## [Records supplied]

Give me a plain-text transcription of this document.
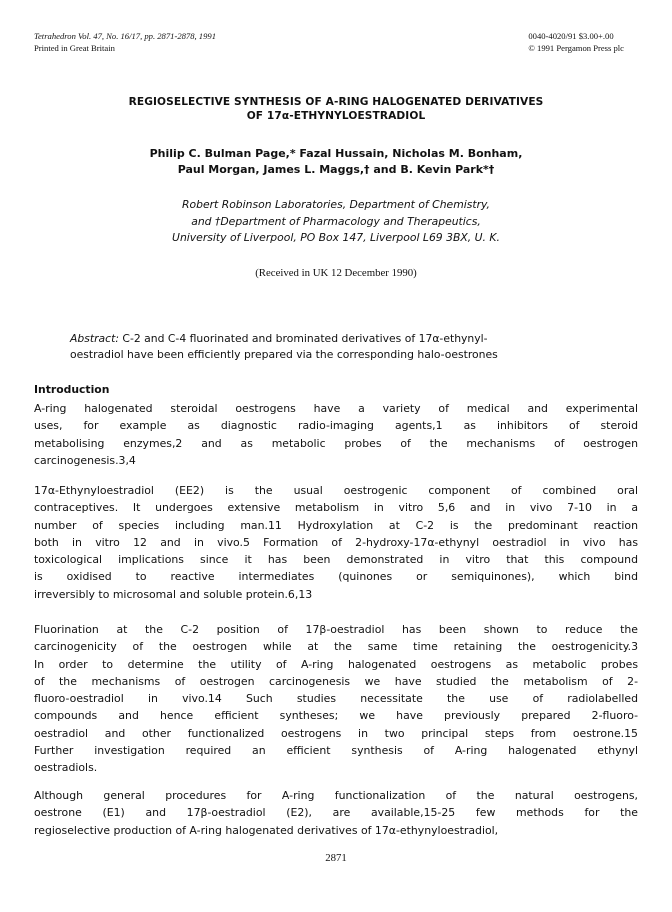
Tetrahedron Vol. 47, No. 16/17, pp. 2871-2878, 1991
Printed in Great Britain
0040-4020/91 $3.00+.00
© 1991 Pergamon Press plc
REGIOSELECTIVE SYNTHESIS OF A-RING HALOGENATED DERIVATIVES
OF 17α-ETHYNYLOESTRADIOL
Philip C. Bulman Page,* Fazal Hussain, Nicholas M. Bonham,
Paul Morgan, James L. Maggs,† and B. Kevin Park*†
Robert Robinson Laboratories, Department of Chemistry,
and †Department of Pharmacology and Therapeutics,
University of Liverpool, PO Box 147, Liverpool L69 3BX, U. K.
(Received in UK 12 December 1990)
Abstract: C-2 and C-4 fluorinated and brominated derivatives of 17α-ethynyl-
oestradiol have been efficiently prepared via the corresponding halo-oestrones
Introduction
A-ring halogenated steroidal oestrogens have a variety of medical and experimental
uses, for example as diagnostic radio-imaging agents,1 as inhibitors of steroid
metabolising enzymes,2 and as metabolic probes of the mechanisms of oestrogen
carcinogenesis.3,4
17α-Ethynyloestradiol (EE2) is the usual oestrogenic component of combined oral
contraceptives. It undergoes extensive metabolism in vitro 5,6 and in vivo 7-10 in a
number of species including man.11 Hydroxylation at C-2 is the predominant reaction
both in vitro 12 and in vivo.5 Formation of 2-hydroxy-17α-ethynyl oestradiol in vivo has
toxicological implications since it has been demonstrated in vitro that this compound
is oxidised to reactive intermediates (quinones or semiquinones), which bind
irreversibly to microsomal and soluble protein.6,13
Fluorination at the C-2 position of 17β-oestradiol has been shown to reduce the
carcinogenicity of the oestrogen while at the same time retaining the oestrogenicity.3
In order to determine the utility of A-ring halogenated oestrogens as metabolic probes
of the mechanisms of oestrogen carcinogenesis we have studied the metabolism of 2-
fluoro-oestradiol in vivo.14 Such studies necessitate the use of radiolabelled
compounds and hence efficient syntheses; we have previously prepared 2-fluoro-
oestradiol and other functionalized oestrogens in two principal steps from oestrone.15
Further investigation required an efficient synthesis of A-ring halogenated ethynyl
oestradiols.
Although general procedures for A-ring functionalization of the natural oestrogens,
oestrone (E1) and 17β-oestradiol (E2), are available,15-25 few methods for the
regioselective production of A-ring halogenated derivatives of 17α-ethynyloestradiol,
2871
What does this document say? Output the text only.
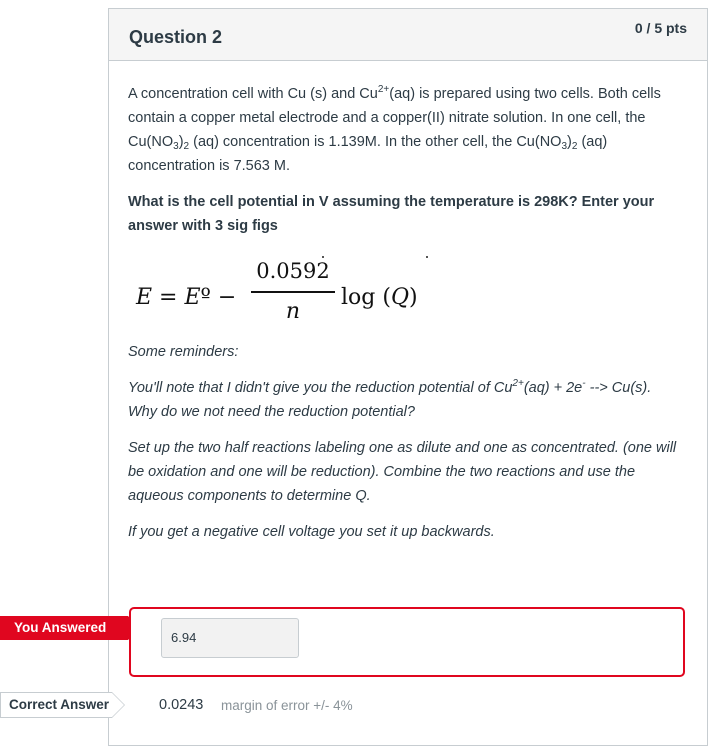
Question 2	0 / 5 pts

A concentration cell with Cu (s) and $Cu^{2+}(aq)$ is prepared using two cells. Both cells contain a copper metal electrode and a copper(II) nitrate solution. In one cell, the $Cu(NO_3)_2$ (aq) concentration is 1.139M. In the other cell, the $Cu(NO_3)_2$ (aq) concentration is 7.563 M.

What is the cell potential in V assuming the temperature is 298K? Enter your answer with 3 sig figs

E = Eº −
0.0592
n
log (Q)

Some reminders:

You'll note that I didn't give you the reduction potential of $Cu^{2+}(aq) + 2e^-$ --> Cu(s). Why do we not need the reduction potential?

Set up the two half reactions labeling one as dilute and one as concentrated. (one will be oxidation and one will be reduction). Combine the two reactions and use the aqueous components to determine Q.

If you get a negative cell voltage you set it up backwards.

You Answered
6.94
Correct Answer	0.0243 margin of error +/- 4%
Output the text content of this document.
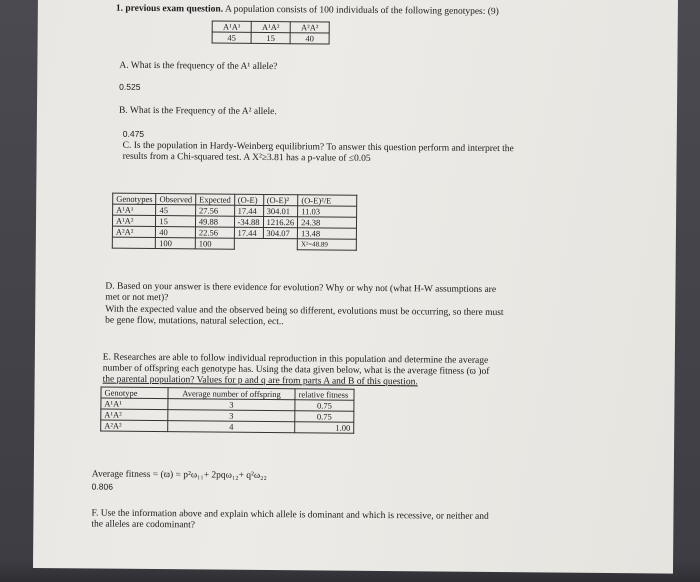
1. previous exam question. A population consists of 100 individuals of the following genotypes: (9)
A¹A¹	A¹A²	A²A²
45	15	40
A. What is the frequency of the A¹ allele?
0.525
B. What is the Frequency of the A² allele.
0.475
C. Is the population in Hardy-Weinberg equilibrium? To answer this question perform and interpret the
results from a Chi-squared test. A X²≥3.81 has a p-value of ≤0.05
Genotypes	Observed	Expected	(O-E)	(O-E)²	(O-E)²/E
A¹A¹	45	27.56	17.44	304.01	11.03
A¹A²	15	49.88	-34.88	1216.26	24.38
A²A²	40	22.56	17.44	304.07	13.48
	100	100			X²=48.89
D. Based on your answer is there evidence for evolution? Why or why not (what H-W assumptions are
met or not met)?
With the expected value and the observed being so different, evolutions must be occurring, so there must
be gene flow, mutations, natural selection, ect..
E. Researches are able to follow individual reproduction in this population and determine the average
number of offspring each genotype has. Using the data given below, what is the average fitness (ϖ )of
the parental population? Values for p and q are from parts A and B of this question.
Genotype	Average number of offspring	relative fitness
A¹A¹	3	0.75
A¹A²	3	0.75
A²A²	4	1.00
Average fitness = (ϖ) = p²ω₁₁+ 2pqω₁₂+ q²ω₂₂
0.806
F. Use the information above and explain which allele is dominant and which is recessive, or neither and
the alleles are codominant?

## [Task prompt]
Which of the lines in the data contain the string "offspring"? Return each one.

## [Result of this exercise]
number of offspring each genotype has. Using the data given below, what is the average fitness (ϖ )of
Genotype	Average number of offspring	relative fitness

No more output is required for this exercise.